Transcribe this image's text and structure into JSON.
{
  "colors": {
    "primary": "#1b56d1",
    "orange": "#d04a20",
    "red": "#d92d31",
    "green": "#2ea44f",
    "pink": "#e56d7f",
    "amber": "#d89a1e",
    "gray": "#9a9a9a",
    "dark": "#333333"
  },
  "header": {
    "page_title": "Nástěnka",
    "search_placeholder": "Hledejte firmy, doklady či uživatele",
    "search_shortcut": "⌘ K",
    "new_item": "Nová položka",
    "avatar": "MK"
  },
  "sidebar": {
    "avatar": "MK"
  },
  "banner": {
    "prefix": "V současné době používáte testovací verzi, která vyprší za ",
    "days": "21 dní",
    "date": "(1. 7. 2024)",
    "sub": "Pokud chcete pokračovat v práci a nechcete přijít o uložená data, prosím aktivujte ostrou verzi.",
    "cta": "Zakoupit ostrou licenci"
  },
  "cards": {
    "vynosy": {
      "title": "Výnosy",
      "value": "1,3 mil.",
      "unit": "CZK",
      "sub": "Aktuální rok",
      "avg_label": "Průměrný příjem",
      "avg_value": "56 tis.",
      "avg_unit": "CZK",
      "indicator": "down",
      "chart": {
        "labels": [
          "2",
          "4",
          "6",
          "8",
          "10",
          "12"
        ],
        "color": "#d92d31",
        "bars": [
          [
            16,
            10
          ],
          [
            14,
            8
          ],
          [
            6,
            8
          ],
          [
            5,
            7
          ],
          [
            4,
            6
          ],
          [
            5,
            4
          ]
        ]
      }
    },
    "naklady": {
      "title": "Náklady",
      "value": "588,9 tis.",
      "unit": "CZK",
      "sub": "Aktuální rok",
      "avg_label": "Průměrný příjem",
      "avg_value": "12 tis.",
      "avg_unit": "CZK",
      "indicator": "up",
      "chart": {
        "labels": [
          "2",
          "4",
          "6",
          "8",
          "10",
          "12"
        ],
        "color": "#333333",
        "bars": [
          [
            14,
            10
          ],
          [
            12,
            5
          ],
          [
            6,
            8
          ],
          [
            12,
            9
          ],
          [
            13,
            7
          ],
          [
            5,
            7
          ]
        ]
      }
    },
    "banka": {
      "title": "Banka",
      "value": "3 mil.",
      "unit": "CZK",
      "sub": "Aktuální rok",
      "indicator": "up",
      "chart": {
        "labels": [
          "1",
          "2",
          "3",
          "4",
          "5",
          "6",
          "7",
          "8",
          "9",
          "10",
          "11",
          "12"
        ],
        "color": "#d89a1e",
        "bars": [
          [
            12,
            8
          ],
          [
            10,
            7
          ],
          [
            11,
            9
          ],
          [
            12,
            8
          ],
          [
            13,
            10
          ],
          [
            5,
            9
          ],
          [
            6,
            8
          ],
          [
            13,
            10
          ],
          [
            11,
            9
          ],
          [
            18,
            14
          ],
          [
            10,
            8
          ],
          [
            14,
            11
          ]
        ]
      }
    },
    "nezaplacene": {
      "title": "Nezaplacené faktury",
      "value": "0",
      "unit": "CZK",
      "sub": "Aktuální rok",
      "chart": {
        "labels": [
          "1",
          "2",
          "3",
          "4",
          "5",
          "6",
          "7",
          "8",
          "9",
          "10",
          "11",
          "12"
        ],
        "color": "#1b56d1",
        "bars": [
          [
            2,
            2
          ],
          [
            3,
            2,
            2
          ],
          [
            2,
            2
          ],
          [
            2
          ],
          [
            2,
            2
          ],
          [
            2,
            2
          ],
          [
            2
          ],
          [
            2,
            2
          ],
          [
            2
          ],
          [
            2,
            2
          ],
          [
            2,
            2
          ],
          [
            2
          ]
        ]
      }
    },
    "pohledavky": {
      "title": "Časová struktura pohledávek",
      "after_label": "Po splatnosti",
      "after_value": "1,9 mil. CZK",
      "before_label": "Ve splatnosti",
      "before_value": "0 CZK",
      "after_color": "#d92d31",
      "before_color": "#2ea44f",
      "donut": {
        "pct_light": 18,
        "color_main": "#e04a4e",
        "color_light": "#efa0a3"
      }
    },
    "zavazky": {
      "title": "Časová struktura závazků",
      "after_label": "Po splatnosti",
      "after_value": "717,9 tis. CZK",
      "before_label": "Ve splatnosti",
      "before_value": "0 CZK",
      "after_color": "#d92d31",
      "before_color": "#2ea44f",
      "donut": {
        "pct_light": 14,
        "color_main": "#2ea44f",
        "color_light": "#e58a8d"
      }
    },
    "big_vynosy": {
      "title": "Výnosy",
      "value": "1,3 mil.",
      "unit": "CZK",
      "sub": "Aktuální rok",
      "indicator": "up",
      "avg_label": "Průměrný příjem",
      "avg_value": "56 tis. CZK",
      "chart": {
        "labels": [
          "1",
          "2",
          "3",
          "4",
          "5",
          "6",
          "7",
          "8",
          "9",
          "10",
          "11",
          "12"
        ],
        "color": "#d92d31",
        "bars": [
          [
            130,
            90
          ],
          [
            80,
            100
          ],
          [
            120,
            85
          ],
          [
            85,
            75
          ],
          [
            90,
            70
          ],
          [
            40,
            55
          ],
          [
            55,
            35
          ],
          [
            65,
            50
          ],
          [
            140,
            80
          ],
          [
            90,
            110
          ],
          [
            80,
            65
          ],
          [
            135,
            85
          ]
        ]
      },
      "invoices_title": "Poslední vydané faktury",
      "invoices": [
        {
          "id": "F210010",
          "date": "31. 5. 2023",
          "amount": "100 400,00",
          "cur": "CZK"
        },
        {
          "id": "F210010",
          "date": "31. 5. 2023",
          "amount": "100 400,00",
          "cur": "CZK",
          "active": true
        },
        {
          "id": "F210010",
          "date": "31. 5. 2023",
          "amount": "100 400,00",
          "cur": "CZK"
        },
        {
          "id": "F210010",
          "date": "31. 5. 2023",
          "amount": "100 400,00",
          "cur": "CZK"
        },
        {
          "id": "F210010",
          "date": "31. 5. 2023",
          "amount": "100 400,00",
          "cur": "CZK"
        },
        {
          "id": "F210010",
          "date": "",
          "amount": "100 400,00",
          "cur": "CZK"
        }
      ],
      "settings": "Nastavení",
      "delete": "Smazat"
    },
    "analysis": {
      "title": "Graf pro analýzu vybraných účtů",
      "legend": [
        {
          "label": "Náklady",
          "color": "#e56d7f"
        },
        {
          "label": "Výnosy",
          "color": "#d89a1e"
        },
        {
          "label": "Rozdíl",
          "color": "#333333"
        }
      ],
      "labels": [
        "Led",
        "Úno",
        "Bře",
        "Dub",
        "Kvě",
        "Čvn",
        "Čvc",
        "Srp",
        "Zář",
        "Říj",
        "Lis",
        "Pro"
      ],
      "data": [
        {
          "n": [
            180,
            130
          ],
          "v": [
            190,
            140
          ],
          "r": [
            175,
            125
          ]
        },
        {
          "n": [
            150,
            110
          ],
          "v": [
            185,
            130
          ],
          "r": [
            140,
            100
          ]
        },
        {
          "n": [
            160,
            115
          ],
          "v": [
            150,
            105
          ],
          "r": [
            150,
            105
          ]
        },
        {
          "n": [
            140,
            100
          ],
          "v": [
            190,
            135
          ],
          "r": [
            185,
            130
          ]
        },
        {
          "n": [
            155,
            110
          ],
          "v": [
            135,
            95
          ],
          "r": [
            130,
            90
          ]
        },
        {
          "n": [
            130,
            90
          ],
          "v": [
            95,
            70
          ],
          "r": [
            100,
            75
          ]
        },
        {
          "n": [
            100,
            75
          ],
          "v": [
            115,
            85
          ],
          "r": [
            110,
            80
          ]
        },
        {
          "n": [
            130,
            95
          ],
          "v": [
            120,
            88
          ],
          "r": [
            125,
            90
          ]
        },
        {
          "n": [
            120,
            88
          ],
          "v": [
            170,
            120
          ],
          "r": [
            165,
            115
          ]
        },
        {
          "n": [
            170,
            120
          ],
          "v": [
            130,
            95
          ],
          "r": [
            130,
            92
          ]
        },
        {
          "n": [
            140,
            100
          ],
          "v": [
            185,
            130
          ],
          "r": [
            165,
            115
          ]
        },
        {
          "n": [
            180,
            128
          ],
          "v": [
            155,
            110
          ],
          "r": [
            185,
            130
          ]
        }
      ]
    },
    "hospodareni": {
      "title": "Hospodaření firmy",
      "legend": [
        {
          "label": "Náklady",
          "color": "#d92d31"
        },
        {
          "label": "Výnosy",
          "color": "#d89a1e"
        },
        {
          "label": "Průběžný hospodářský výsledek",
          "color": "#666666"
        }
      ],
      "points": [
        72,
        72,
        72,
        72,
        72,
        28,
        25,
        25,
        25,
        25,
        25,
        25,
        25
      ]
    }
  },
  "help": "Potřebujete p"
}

^^^^^^^^

- **Your goal**
For the listing above, identify each line bearing "faktury".

- **Output**
      "title": "Nezaplacené faktury",
      "invoices_title": "Poslední vydané faktury",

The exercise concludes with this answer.